» **Activity**: For each record that follows, write out an identical copy.

[Dataset records of document pages]
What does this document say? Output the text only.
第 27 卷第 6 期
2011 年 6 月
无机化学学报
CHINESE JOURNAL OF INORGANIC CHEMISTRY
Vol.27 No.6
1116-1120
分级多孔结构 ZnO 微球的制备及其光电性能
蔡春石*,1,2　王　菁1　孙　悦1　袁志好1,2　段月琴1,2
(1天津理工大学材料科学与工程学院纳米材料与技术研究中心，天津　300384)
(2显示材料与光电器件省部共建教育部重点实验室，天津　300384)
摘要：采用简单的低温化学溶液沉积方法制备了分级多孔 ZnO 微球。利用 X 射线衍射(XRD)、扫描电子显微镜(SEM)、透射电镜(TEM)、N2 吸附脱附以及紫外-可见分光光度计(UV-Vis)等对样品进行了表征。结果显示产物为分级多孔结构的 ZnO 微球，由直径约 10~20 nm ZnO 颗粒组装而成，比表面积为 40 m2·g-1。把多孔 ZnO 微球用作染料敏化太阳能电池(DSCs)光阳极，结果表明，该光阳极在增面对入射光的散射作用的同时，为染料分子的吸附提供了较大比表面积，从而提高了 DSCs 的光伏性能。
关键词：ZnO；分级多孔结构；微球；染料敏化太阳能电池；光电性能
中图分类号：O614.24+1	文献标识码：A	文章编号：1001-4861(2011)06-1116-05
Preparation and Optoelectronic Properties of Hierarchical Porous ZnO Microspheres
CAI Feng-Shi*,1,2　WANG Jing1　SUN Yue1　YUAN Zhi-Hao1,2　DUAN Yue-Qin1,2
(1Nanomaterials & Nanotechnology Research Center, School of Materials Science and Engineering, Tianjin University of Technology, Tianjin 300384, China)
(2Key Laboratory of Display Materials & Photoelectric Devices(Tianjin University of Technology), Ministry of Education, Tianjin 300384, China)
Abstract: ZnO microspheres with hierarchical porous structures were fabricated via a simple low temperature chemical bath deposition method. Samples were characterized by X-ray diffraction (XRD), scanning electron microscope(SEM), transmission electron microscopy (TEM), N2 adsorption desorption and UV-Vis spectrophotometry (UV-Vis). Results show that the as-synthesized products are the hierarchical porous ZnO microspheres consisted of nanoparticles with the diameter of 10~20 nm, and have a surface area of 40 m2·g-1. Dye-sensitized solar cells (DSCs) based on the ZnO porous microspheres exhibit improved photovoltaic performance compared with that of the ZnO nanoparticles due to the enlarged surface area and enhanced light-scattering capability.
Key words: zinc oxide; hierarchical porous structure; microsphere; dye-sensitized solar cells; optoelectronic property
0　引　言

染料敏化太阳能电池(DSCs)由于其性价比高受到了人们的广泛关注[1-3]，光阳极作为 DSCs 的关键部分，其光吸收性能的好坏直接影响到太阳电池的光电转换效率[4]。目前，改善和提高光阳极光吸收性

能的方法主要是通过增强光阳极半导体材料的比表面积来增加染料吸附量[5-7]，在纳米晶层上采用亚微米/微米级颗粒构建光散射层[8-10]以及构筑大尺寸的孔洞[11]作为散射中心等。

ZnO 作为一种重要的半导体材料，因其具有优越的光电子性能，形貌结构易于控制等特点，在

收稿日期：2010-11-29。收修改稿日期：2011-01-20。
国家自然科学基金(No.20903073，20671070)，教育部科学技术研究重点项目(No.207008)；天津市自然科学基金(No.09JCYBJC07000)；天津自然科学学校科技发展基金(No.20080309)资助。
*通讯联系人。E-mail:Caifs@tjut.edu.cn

» **Your solution**:
What does this document say? Output the text only.
第 27 卷第 6 期
2011 年 6 月
无机化学学报
CHINESE JOURNAL OF INORGANIC CHEMISTRY
Vol.27 No.6
1116-1120
分级多孔结构 ZnO 微球的制备及其光电性能
蔡春石*,1,2　王　菁1　孙　悦1　袁志好1,2　段月琴1,2
(1天津理工大学材料科学与工程学院纳米材料与技术研究中心，天津　300384)
(2显示材料与光电器件省部共建教育部重点实验室，天津　300384)
摘要：采用简单的低温化学溶液沉积方法制备了分级多孔 ZnO 微球。利用 X 射线衍射(XRD)、扫描电子显微镜(SEM)、透射电镜(TEM)、N2 吸附脱附以及紫外-可见分光光度计(UV-Vis)等对样品进行了表征。结果显示产物为分级多孔结构的 ZnO 微球，由直径约 10~20 nm ZnO 颗粒组装而成，比表面积为 40 m2·g-1。把多孔 ZnO 微球用作染料敏化太阳能电池(DSCs)光阳极，结果表明，该光阳极在增面对入射光的散射作用的同时，为染料分子的吸附提供了较大比表面积，从而提高了 DSCs 的光伏性能。
关键词：ZnO；分级多孔结构；微球；染料敏化太阳能电池；光电性能
中图分类号：O614.24+1	文献标识码：A	文章编号：1001-4861(2011)06-1116-05
Preparation and Optoelectronic Properties of Hierarchical Porous ZnO Microspheres
CAI Feng-Shi*,1,2　WANG Jing1　SUN Yue1　YUAN Zhi-Hao1,2　DUAN Yue-Qin1,2
(1Nanomaterials & Nanotechnology Research Center, School of Materials Science and Engineering, Tianjin University of Technology, Tianjin 300384, China)
(2Key Laboratory of Display Materials & Photoelectric Devices(Tianjin University of Technology), Ministry of Education, Tianjin 300384, China)
Abstract: ZnO microspheres with hierarchical porous structures were fabricated via a simple low temperature chemical bath deposition method. Samples were characterized by X-ray diffraction (XRD), scanning electron microscope(SEM), transmission electron microscopy (TEM), N2 adsorption desorption and UV-Vis spectrophotometry (UV-Vis). Results show that the as-synthesized products are the hierarchical porous ZnO microspheres consisted of nanoparticles with the diameter of 10~20 nm, and have a surface area of 40 m2·g-1. Dye-sensitized solar cells (DSCs) based on the ZnO porous microspheres exhibit improved photovoltaic performance compared with that of the ZnO nanoparticles due to the enlarged surface area and enhanced light-scattering capability.
Key words: zinc oxide; hierarchical porous structure; microsphere; dye-sensitized solar cells; optoelectronic property
0　引　言

染料敏化太阳能电池(DSCs)由于其性价比高受到了人们的广泛关注[1-3]，光阳极作为 DSCs 的关键部分，其光吸收性能的好坏直接影响到太阳电池的光电转换效率[4]。目前，改善和提高光阳极光吸收性

能的方法主要是通过增强光阳极半导体材料的比表面积来增加染料吸附量[5-7]，在纳米晶层上采用亚微米/微米级颗粒构建光散射层[8-10]以及构筑大尺寸的孔洞[11]作为散射中心等。

ZnO 作为一种重要的半导体材料，因其具有优越的光电子性能，形貌结构易于控制等特点，在

收稿日期：2010-11-29。收修改稿日期：2011-01-20。
国家自然科学基金(No.20903073，20671070)，教育部科学技术研究重点项目(No.207008)；天津市自然科学基金(No.09JCYBJC07000)；天津自然科学学校科技发展基金(No.20080309)资助。
*通讯联系人。E-mail:Caifs@tjut.edu.cn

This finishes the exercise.